WRITTEN INSTRUCTION :: Repeat the entire listing exactly as written.

------------------------------------

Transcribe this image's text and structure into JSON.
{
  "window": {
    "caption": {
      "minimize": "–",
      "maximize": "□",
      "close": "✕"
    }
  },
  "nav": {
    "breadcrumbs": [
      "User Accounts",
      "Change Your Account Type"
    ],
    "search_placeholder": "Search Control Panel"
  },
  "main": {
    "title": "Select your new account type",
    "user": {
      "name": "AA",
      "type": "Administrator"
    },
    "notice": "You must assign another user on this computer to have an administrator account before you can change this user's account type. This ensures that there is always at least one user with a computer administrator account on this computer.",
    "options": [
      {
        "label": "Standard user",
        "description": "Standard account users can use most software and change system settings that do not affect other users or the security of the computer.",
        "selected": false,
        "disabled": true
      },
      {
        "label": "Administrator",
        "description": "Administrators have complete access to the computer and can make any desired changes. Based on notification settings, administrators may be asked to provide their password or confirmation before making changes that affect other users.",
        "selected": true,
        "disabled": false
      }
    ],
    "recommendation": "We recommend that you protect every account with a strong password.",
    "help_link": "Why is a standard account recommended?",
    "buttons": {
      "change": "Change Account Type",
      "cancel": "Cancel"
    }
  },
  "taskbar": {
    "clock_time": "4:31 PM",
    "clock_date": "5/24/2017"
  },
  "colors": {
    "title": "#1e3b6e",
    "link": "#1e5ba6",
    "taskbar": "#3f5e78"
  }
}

------------------------------------

TASK RESULT ::
Transcribe this image's text and structure into JSON.
{
  "window": {
    "caption": {
      "minimize": "–",
      "maximize": "□",
      "close": "✕"
    }
  },
  "nav": {
    "breadcrumbs": [
      "User Accounts",
      "Change Your Account Type"
    ],
    "search_placeholder": "Search Control Panel"
  },
  "main": {
    "title": "Select your new account type",
    "user": {
      "name": "AA",
      "type": "Administrator"
    },
    "notice": "You must assign another user on this computer to have an administrator account before you can change this user's account type. This ensures that there is always at least one user with a computer administrator account on this computer.",
    "options": [
      {
        "label": "Standard user",
        "description": "Standard account users can use most software and change system settings that do not affect other users or the security of the computer.",
        "selected": false,
        "disabled": true
      },
      {
        "label": "Administrator",
        "description": "Administrators have complete access to the computer and can make any desired changes. Based on notification settings, administrators may be asked to provide their password or confirmation before making changes that affect other users.",
        "selected": true,
        "disabled": false
      }
    ],
    "recommendation": "We recommend that you protect every account with a strong password.",
    "help_link": "Why is a standard account recommended?",
    "buttons": {
      "change": "Change Account Type",
      "cancel": "Cancel"
    }
  },
  "taskbar": {
    "clock_time": "4:31 PM",
    "clock_date": "5/24/2017"
  },
  "colors": {
    "title": "#1e3b6e",
    "link": "#1e5ba6",
    "taskbar": "#3f5e78"
  }
}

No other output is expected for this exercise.